TASK TO COMPLETE
Return all of the data exactly as given.

BEGIN RECORDS

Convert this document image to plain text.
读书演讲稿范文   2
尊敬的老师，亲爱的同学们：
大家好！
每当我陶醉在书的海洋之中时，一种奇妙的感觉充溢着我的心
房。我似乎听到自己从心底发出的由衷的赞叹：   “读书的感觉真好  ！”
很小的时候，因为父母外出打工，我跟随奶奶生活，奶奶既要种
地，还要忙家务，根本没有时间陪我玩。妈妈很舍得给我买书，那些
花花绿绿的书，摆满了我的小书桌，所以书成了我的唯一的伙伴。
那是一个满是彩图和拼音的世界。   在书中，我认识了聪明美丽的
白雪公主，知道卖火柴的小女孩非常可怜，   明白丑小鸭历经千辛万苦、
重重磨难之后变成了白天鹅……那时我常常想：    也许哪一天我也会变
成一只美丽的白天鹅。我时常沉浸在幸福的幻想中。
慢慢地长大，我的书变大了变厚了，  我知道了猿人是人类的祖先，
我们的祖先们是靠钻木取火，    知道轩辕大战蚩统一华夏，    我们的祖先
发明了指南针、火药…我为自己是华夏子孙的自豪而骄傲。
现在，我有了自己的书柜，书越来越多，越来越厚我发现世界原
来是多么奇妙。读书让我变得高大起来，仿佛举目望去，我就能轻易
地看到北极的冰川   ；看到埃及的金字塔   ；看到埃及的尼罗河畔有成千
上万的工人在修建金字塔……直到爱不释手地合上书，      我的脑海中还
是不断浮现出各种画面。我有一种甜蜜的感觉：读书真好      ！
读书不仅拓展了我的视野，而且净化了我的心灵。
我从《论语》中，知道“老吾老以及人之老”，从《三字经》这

END RECORDS

ANSWER
Convert this document image to plain text.
读书演讲稿范文   2
尊敬的老师，亲爱的同学们：
大家好！
每当我陶醉在书的海洋之中时，一种奇妙的感觉充溢着我的心
房。我似乎听到自己从心底发出的由衷的赞叹：   “读书的感觉真好  ！”
很小的时候，因为父母外出打工，我跟随奶奶生活，奶奶既要种
地，还要忙家务，根本没有时间陪我玩。妈妈很舍得给我买书，那些
花花绿绿的书，摆满了我的小书桌，所以书成了我的唯一的伙伴。
那是一个满是彩图和拼音的世界。   在书中，我认识了聪明美丽的
白雪公主，知道卖火柴的小女孩非常可怜，   明白丑小鸭历经千辛万苦、
重重磨难之后变成了白天鹅……那时我常常想：    也许哪一天我也会变
成一只美丽的白天鹅。我时常沉浸在幸福的幻想中。
慢慢地长大，我的书变大了变厚了，  我知道了猿人是人类的祖先，
我们的祖先们是靠钻木取火，    知道轩辕大战蚩统一华夏，    我们的祖先
发明了指南针、火药…我为自己是华夏子孙的自豪而骄傲。
现在，我有了自己的书柜，书越来越多，越来越厚我发现世界原
来是多么奇妙。读书让我变得高大起来，仿佛举目望去，我就能轻易
地看到北极的冰川   ；看到埃及的金字塔   ；看到埃及的尼罗河畔有成千
上万的工人在修建金字塔……直到爱不释手地合上书，      我的脑海中还
是不断浮现出各种画面。我有一种甜蜜的感觉：读书真好      ！
读书不仅拓展了我的视野，而且净化了我的心灵。
我从《论语》中，知道“老吾老以及人之老”，从《三字经》这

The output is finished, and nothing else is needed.